_Raw records_
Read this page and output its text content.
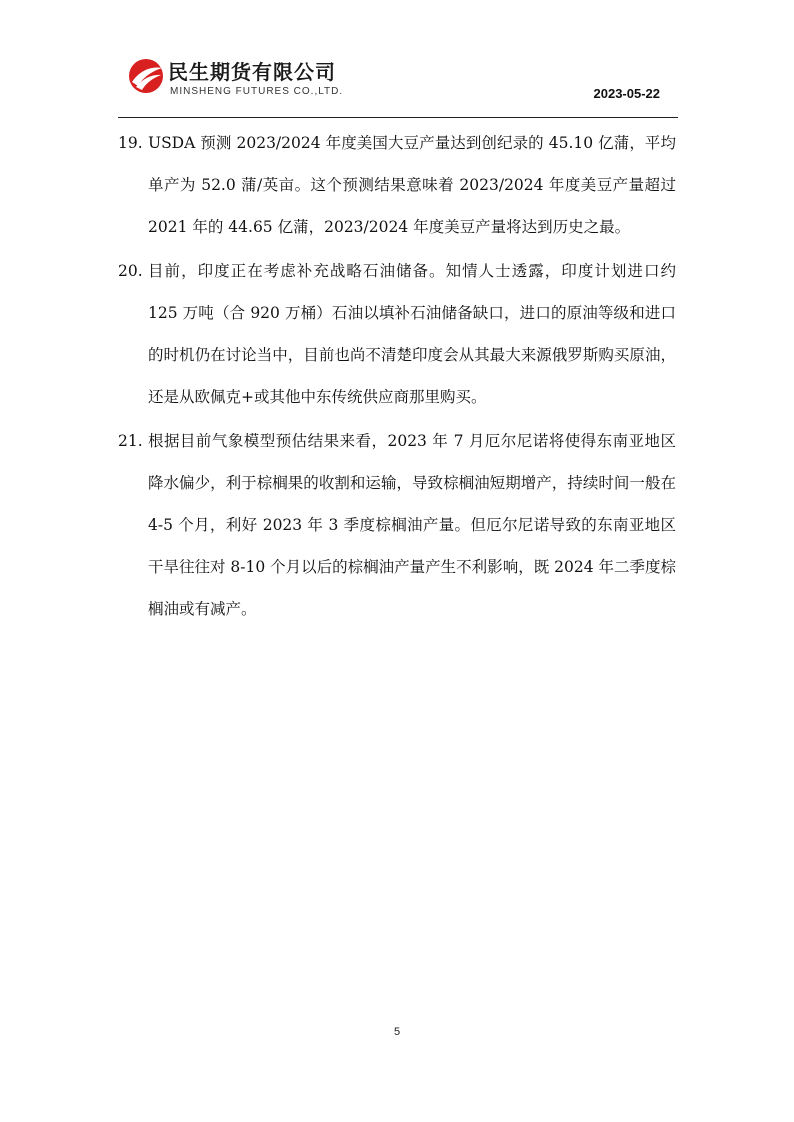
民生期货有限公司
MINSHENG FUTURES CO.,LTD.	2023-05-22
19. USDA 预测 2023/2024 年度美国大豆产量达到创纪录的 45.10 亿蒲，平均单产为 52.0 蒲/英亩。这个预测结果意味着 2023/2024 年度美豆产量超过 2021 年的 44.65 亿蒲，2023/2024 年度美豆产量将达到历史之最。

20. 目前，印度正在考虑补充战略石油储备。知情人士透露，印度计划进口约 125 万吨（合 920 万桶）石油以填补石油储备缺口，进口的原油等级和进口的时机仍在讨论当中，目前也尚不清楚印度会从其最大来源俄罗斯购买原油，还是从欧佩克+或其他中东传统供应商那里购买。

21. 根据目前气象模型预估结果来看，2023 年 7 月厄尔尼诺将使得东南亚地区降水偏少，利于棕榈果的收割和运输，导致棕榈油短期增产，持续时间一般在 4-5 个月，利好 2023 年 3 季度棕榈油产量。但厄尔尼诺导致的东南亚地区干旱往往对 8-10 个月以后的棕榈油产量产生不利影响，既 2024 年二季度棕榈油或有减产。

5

_Task to carry out_
Copy out all of the material exactly as written, without its pictures.

_Output_
Read this page and output its text content.
民生期货有限公司
MINSHENG FUTURES CO.,LTD.	2023-05-22
19. USDA 预测 2023/2024 年度美国大豆产量达到创纪录的 45.10 亿蒲，平均单产为 52.0 蒲/英亩。这个预测结果意味着 2023/2024 年度美豆产量超过 2021 年的 44.65 亿蒲，2023/2024 年度美豆产量将达到历史之最。

20. 目前，印度正在考虑补充战略石油储备。知情人士透露，印度计划进口约 125 万吨（合 920 万桶）石油以填补石油储备缺口，进口的原油等级和进口的时机仍在讨论当中，目前也尚不清楚印度会从其最大来源俄罗斯购买原油，还是从欧佩克+或其他中东传统供应商那里购买。

21. 根据目前气象模型预估结果来看，2023 年 7 月厄尔尼诺将使得东南亚地区降水偏少，利于棕榈果的收割和运输，导致棕榈油短期增产，持续时间一般在 4-5 个月，利好 2023 年 3 季度棕榈油产量。但厄尔尼诺导致的东南亚地区干旱往往对 8-10 个月以后的棕榈油产量产生不利影响，既 2024 年二季度棕榈油或有减产。

5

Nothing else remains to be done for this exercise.